# STATED PROBLEM
Search the data below for "photo"; list each line that holds it.

# THE DATA
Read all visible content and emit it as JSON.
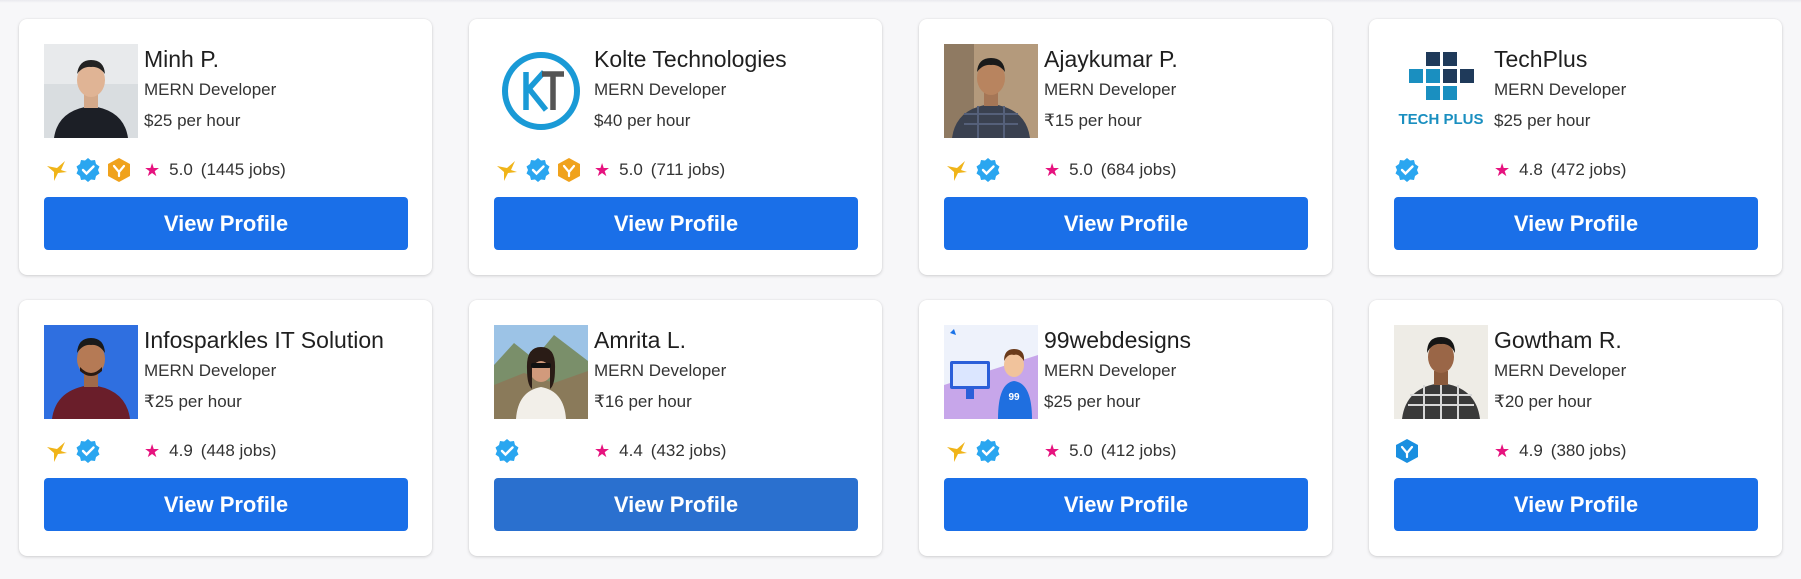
{
  "colors": {
    "button": "#1a6fe8",
    "button_hover": "#2a70cf",
    "star": "#e6127e",
    "verified": "#2aa6f0",
    "preferred": "#f0a21c"
  },
  "cards": [
    {
      "name": "Minh P.",
      "role": "MERN Developer",
      "rate": "$25 per hour",
      "score": "5.0",
      "jobs": "(1445 jobs)",
      "badges": [
        "plus-bird-icon",
        "verified-icon",
        "preferred-icon"
      ],
      "avatar": "photo-man-black-shirt",
      "button": "View Profile"
    },
    {
      "name": "Kolte Technologies",
      "role": "MERN Developer",
      "rate": "$40 per hour",
      "score": "5.0",
      "jobs": "(711 jobs)",
      "badges": [
        "plus-bird-icon",
        "verified-icon",
        "preferred-icon"
      ],
      "avatar": "logo-kt",
      "button": "View Profile"
    },
    {
      "name": "Ajaykumar P.",
      "role": "MERN Developer",
      "rate": "₹15 per hour",
      "score": "5.0",
      "jobs": "(684 jobs)",
      "badges": [
        "plus-bird-icon",
        "verified-icon"
      ],
      "avatar": "photo-man-plaid",
      "button": "View Profile"
    },
    {
      "name": "TechPlus",
      "role": "MERN Developer",
      "rate": "$25 per hour",
      "score": "4.8",
      "jobs": "(472 jobs)",
      "badges": [
        "verified-icon"
      ],
      "avatar": "logo-techplus",
      "avatar_text": "TECH PLUS",
      "button": "View Profile"
    },
    {
      "name": "Infosparkles IT Solution",
      "role": "MERN Developer",
      "rate": "₹25 per hour",
      "score": "4.9",
      "jobs": "(448 jobs)",
      "badges": [
        "plus-bird-icon",
        "verified-icon"
      ],
      "avatar": "photo-man-blue-bg",
      "button": "View Profile"
    },
    {
      "name": "Amrita L.",
      "role": "MERN Developer",
      "rate": "₹16 per hour",
      "score": "4.4",
      "jobs": "(432 jobs)",
      "badges": [
        "verified-icon"
      ],
      "avatar": "photo-woman-mountains",
      "button": "View Profile"
    },
    {
      "name": "99webdesigns",
      "role": "MERN Developer",
      "rate": "$25 per hour",
      "score": "5.0",
      "jobs": "(412 jobs)",
      "badges": [
        "plus-bird-icon",
        "verified-icon"
      ],
      "avatar": "illustration-99webdesigns",
      "button": "View Profile"
    },
    {
      "name": "Gowtham R.",
      "role": "MERN Developer",
      "rate": "₹20 per hour",
      "score": "4.9",
      "jobs": "(380 jobs)",
      "badges": [
        "verified-shield-icon"
      ],
      "avatar": "photo-man-checkered",
      "button": "View Profile"
    }
  ]
}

# SOLUTION TO THIS EXERCISE
      "avatar": "photo-man-black-shirt",
      "avatar": "photo-man-plaid",
      "avatar": "photo-man-blue-bg",
      "avatar": "photo-woman-mountains",
      "avatar": "photo-man-checkered",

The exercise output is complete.